Given request:
Without changing a character, return the entries, but not the images they hold.

Data for this task:
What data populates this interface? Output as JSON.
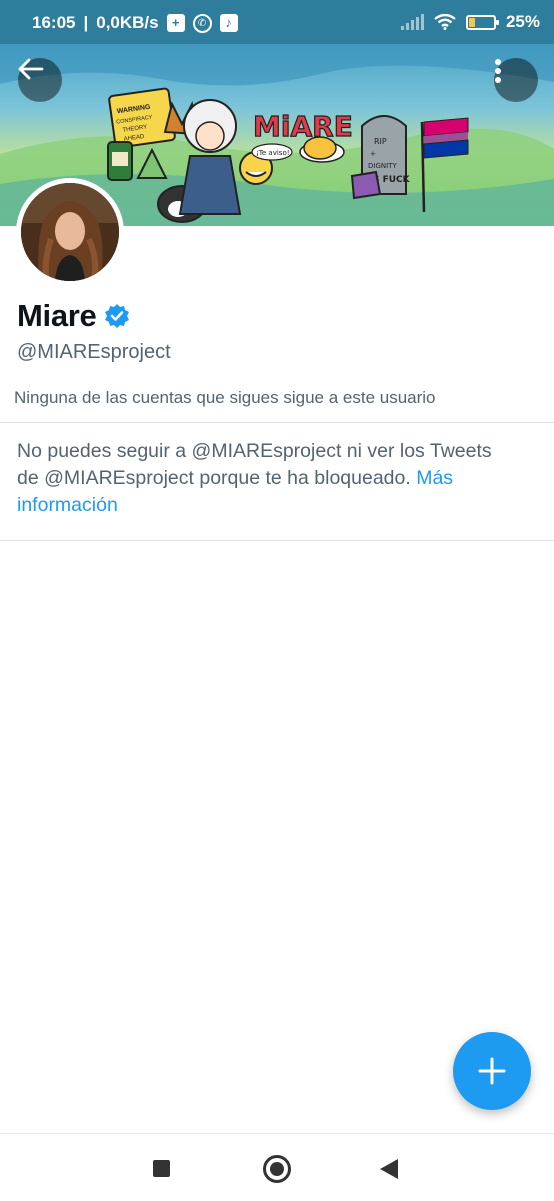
{
  "status_bar": {
    "time": "16:05",
    "speed": "0,0KB/s",
    "battery_percent": "25%",
    "battery_level": 0.25
  },
  "profile": {
    "name": "Miare",
    "handle": "@MIAREsproject",
    "verified": true,
    "followers_note": "Ninguna de las cuentas que sigues sigue a este usuario"
  },
  "blocked": {
    "message": "No puedes seguir a @MIAREsproject ni ver los Tweets de @MIAREsproject porque te ha bloqueado.",
    "link_label": "Más información"
  },
  "banner": {
    "title_text": "MiARE",
    "sign_text": "WARNING CONSPIRACY THEORY AHEAD",
    "tombstone_text": "RIP + DIGNITY AS FUCK",
    "speech_text": "¡Te aviso!"
  },
  "icons": {
    "back": "arrow-left-icon",
    "more": "more-vertical-icon",
    "verified": "verified-badge-icon",
    "compose": "plus-icon"
  },
  "colors": {
    "accent": "#1d9bf0",
    "status_bar": "#2f7d9c",
    "text_primary": "#0f1419",
    "text_secondary": "#536471"
  }
}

Written solution:
What data populates this interface? Output as JSON.
{
  "status_bar": {
    "time": "16:05",
    "speed": "0,0KB/s",
    "battery_percent": "25%",
    "battery_level": 0.25
  },
  "profile": {
    "name": "Miare",
    "handle": "@MIAREsproject",
    "verified": true,
    "followers_note": "Ninguna de las cuentas que sigues sigue a este usuario"
  },
  "blocked": {
    "message": "No puedes seguir a @MIAREsproject ni ver los Tweets de @MIAREsproject porque te ha bloqueado.",
    "link_label": "Más información"
  },
  "banner": {
    "title_text": "MiARE",
    "sign_text": "WARNING CONSPIRACY THEORY AHEAD",
    "tombstone_text": "RIP + DIGNITY AS FUCK",
    "speech_text": "¡Te aviso!"
  },
  "icons": {
    "back": "arrow-left-icon",
    "more": "more-vertical-icon",
    "verified": "verified-badge-icon",
    "compose": "plus-icon"
  },
  "colors": {
    "accent": "#1d9bf0",
    "status_bar": "#2f7d9c",
    "text_primary": "#0f1419",
    "text_secondary": "#536471"
  }
}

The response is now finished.